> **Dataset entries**
--- Start ---
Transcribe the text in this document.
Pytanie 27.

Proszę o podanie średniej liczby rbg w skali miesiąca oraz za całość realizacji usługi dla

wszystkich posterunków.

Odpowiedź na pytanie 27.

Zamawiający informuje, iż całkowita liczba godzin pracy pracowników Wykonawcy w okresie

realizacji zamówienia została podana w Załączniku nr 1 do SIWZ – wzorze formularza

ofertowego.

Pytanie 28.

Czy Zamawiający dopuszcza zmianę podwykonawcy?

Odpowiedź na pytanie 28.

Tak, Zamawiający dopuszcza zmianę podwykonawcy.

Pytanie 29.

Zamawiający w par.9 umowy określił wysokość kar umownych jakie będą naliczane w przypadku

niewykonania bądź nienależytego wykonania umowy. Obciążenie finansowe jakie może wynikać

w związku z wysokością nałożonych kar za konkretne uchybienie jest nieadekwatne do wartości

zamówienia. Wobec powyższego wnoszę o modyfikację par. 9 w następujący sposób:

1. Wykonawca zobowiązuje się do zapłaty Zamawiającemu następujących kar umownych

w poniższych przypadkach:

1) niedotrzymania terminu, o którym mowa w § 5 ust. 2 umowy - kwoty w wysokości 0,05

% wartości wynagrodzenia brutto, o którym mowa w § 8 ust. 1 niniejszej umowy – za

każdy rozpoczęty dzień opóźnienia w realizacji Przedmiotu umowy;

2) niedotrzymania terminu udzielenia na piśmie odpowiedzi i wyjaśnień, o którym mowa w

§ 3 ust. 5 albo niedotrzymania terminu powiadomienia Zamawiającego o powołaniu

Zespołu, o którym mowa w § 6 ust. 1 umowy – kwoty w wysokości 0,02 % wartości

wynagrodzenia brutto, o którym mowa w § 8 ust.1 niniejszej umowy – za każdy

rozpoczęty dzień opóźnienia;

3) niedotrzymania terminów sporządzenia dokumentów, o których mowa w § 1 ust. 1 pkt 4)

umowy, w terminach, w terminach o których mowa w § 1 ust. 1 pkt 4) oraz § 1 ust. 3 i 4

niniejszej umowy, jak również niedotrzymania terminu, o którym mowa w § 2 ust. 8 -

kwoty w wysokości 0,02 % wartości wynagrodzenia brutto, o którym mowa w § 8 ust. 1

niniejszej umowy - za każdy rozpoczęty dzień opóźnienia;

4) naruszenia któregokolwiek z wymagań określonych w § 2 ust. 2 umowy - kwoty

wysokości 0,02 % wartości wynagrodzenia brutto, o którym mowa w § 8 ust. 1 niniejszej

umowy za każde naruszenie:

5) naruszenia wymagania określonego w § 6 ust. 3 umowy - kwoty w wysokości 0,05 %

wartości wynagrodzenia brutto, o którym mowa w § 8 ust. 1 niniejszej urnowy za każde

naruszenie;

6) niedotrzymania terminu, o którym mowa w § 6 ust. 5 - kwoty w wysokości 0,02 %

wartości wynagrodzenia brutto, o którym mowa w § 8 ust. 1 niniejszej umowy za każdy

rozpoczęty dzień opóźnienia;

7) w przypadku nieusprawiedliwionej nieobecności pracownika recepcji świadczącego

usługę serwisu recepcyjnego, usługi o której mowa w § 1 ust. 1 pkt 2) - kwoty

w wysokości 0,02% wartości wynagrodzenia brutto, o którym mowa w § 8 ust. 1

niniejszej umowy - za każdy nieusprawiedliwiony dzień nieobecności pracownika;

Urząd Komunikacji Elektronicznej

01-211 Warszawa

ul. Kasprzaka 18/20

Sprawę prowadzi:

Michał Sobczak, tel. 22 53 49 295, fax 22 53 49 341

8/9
--- End ---
Search the data above for the string "którym" and copy each line that has it.

1) niedotrzymania terminu, o którym mowa w § 5 ust. 2 umowy - kwoty w wysokości 0,05
% wartości wynagrodzenia brutto, o którym mowa w § 8 ust. 1 niniejszej umowy – za
2) niedotrzymania terminu udzielenia na piśmie odpowiedzi i wyjaśnień, o którym mowa w
Zespołu, o którym mowa w § 6 ust. 1 umowy – kwoty w wysokości 0,02 % wartości
wynagrodzenia brutto, o którym mowa w § 8 ust.1 niniejszej umowy – za każdy
niniejszej umowy, jak również niedotrzymania terminu, o którym mowa w § 2 ust. 8 -
kwoty w wysokości 0,02 % wartości wynagrodzenia brutto, o którym mowa w § 8 ust. 1
wysokości 0,02 % wartości wynagrodzenia brutto, o którym mowa w § 8 ust. 1 niniejszej
wartości wynagrodzenia brutto, o którym mowa w § 8 ust. 1 niniejszej urnowy za każde
6) niedotrzymania terminu, o którym mowa w § 6 ust. 5 - kwoty w wysokości 0,02 %
wartości wynagrodzenia brutto, o którym mowa w § 8 ust. 1 niniejszej umowy za każdy
w wysokości 0,02% wartości wynagrodzenia brutto, o którym mowa w § 8 ust. 1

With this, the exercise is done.